TO DO:
Drop every picture, then transcribe the remaining data exactly.

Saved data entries
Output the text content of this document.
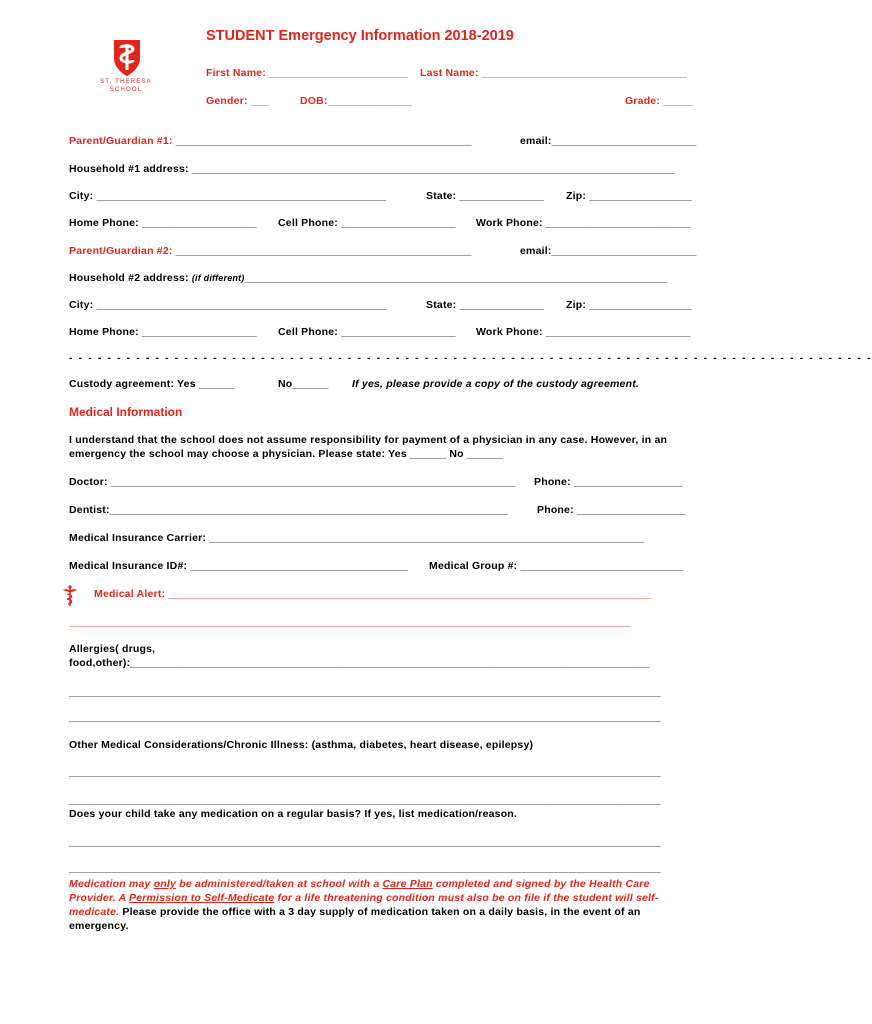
ST. THERESA
SCHOOL
STUDENT Emergency Information 2018-2019
First Name: _______________________ Last Name: __________________________________
Gender: ___	DOB:______________	Grade: _____
Parent/Guardian #1: _________________________________________________	email:________________________
Household #1 address: ________________________________________________________________________________
City: ________________________________________________	State: ______________ Zip: _________________
Home Phone: ___________________ Cell Phone: ___________________ Work Phone: ________________________
Parent/Guardian #2: _________________________________________________	email:________________________
Household #2 address: (if different)______________________________________________________________________
City: ________________________________________________	State: ______________ Zip: _________________
Home Phone: ___________________ Cell Phone: ___________________ Work Phone: ________________________
- - - - - - - - - - - - - - - - - - - - - - - - - - - - - - - - - - - - - - - - - - - - - - - - - - - - - - - - - - - - - - - - - - - - - - - - - - - - - - - - - - - -
Custody agreement: Yes ______	No______ If yes, please provide a copy of the custody agreement.
Medical Information
I understand that the school does not assume responsibility for payment of a physician in any case. However, in an emergency the school may choose a physician. Please state: Yes ______ No ______
Doctor: ___________________________________________________________________ Phone: __________________
Dentist:__________________________________________________________________	Phone: __________________
Medical Insurance Carrier: ________________________________________________________________________
Medical Insurance ID#: ____________________________________ Medical Group #: ___________________________
Medical Alert: ________________________________________________________________________________
_____________________________________________________________________________________________
Allergies( drugs,
food,other):______________________________________________________________________________________
__________________________________________________________________________________________________
__________________________________________________________________________________________________
Other Medical Considerations/Chronic Illness: (asthma, diabetes, heart disease, epilepsy)
__________________________________________________________________________________________________
__________________________________________________________________________________________________
Does your child take any medication on a regular basis? If yes, list medication/reason.
__________________________________________________________________________________________________
__________________________________________________________________________________________________
Medication may only be administered/taken at school with a Care Plan completed and signed by the Health Care Provider. A Permission to Self-Medicate for a life threatening condition must also be on file if the student will self-medicate. Please provide the office with a 3 day supply of medication taken on a daily basis, in the event of an emergency.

RESPONSE:
Output the text content of this document.
ST. THERESA
SCHOOL
STUDENT Emergency Information 2018-2019
First Name: _______________________ Last Name: __________________________________
Gender: ___	DOB:______________	Grade: _____
Parent/Guardian #1: _________________________________________________	email:________________________
Household #1 address: ________________________________________________________________________________
City: ________________________________________________	State: ______________ Zip: _________________
Home Phone: ___________________ Cell Phone: ___________________ Work Phone: ________________________
Parent/Guardian #2: _________________________________________________	email:________________________
Household #2 address: (if different)______________________________________________________________________
City: ________________________________________________	State: ______________ Zip: _________________
Home Phone: ___________________ Cell Phone: ___________________ Work Phone: ________________________
- - - - - - - - - - - - - - - - - - - - - - - - - - - - - - - - - - - - - - - - - - - - - - - - - - - - - - - - - - - - - - - - - - - - - - - - - - - - - - - - - - - -
Custody agreement: Yes ______	No______ If yes, please provide a copy of the custody agreement.
Medical Information
I understand that the school does not assume responsibility for payment of a physician in any case. However, in an emergency the school may choose a physician. Please state: Yes ______ No ______
Doctor: ___________________________________________________________________ Phone: __________________
Dentist:__________________________________________________________________	Phone: __________________
Medical Insurance Carrier: ________________________________________________________________________
Medical Insurance ID#: ____________________________________ Medical Group #: ___________________________
Medical Alert: ________________________________________________________________________________
_____________________________________________________________________________________________
Allergies( drugs,
food,other):______________________________________________________________________________________
__________________________________________________________________________________________________
__________________________________________________________________________________________________
Other Medical Considerations/Chronic Illness: (asthma, diabetes, heart disease, epilepsy)
__________________________________________________________________________________________________
__________________________________________________________________________________________________
Does your child take any medication on a regular basis? If yes, list medication/reason.
__________________________________________________________________________________________________
__________________________________________________________________________________________________
Medication may only be administered/taken at school with a Care Plan completed and signed by the Health Care Provider. A Permission to Self-Medicate for a life threatening condition must also be on file if the student will self-medicate. Please provide the office with a 3 day supply of medication taken on a daily basis, in the event of an emergency.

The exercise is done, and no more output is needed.